━━ Input for this task ━━

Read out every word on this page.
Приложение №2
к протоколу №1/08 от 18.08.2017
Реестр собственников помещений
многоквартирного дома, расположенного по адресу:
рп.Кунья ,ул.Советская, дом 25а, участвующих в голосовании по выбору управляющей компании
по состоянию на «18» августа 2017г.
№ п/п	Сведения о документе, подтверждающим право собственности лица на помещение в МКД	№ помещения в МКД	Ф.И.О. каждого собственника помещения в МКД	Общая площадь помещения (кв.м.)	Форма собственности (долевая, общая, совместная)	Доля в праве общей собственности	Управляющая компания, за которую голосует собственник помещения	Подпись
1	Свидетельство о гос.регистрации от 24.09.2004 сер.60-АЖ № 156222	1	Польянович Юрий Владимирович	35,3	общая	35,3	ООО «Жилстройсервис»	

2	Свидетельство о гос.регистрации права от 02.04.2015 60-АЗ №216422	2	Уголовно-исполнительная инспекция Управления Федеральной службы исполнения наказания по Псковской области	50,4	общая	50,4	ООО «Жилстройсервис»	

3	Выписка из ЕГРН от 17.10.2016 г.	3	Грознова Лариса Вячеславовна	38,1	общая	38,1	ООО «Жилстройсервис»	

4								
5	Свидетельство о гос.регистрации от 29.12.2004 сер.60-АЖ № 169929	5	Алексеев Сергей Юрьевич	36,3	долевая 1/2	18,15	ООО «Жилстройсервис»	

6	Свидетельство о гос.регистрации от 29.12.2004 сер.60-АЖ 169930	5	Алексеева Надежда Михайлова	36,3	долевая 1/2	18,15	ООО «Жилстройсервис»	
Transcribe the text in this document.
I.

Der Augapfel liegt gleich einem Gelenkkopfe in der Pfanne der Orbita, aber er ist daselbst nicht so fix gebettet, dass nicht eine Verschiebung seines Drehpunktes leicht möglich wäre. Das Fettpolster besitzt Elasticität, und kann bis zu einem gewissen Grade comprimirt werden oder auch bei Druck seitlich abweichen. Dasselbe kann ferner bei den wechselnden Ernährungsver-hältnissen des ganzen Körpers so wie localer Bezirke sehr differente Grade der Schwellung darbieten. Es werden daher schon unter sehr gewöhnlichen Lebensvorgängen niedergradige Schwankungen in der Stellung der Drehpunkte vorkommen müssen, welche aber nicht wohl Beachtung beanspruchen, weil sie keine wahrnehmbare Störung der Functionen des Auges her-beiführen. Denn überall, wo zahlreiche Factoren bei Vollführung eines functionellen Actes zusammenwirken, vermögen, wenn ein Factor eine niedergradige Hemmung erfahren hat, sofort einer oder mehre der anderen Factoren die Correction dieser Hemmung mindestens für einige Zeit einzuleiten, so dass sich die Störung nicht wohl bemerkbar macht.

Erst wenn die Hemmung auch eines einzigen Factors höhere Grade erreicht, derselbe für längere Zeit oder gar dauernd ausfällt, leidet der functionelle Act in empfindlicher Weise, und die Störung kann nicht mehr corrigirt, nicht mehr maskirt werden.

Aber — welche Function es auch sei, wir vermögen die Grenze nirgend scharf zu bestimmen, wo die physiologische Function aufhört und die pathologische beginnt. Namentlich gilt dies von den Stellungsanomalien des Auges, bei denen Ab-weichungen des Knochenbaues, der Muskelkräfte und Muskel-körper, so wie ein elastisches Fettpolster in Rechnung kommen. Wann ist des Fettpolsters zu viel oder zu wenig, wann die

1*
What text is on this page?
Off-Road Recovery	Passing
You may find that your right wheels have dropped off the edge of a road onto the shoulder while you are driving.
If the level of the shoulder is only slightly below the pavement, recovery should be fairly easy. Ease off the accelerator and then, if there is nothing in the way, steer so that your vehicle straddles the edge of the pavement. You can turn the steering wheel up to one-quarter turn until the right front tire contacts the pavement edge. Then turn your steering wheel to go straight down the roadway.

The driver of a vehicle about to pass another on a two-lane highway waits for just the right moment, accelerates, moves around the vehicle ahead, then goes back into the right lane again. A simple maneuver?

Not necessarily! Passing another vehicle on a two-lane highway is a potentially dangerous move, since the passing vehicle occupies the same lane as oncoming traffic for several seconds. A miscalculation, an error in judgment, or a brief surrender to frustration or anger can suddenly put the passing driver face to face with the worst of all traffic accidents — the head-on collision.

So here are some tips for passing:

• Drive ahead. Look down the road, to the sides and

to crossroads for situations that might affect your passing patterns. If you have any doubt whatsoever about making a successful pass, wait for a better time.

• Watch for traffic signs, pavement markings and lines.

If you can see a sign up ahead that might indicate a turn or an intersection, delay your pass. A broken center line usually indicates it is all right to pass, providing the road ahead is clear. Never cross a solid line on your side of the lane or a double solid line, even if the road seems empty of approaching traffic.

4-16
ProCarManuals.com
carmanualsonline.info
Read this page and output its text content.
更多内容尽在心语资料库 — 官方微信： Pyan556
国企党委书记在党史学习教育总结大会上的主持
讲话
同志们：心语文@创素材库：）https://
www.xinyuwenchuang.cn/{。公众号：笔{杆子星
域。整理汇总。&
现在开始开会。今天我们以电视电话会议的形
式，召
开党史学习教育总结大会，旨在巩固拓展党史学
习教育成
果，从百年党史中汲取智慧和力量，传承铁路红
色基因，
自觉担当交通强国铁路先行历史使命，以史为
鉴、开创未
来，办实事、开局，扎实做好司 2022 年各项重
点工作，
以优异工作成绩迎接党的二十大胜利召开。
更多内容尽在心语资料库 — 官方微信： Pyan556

━━━

Short task: Each line that contains the string "Read" counts once; say how many there are and nothing else.

Output for this task: 2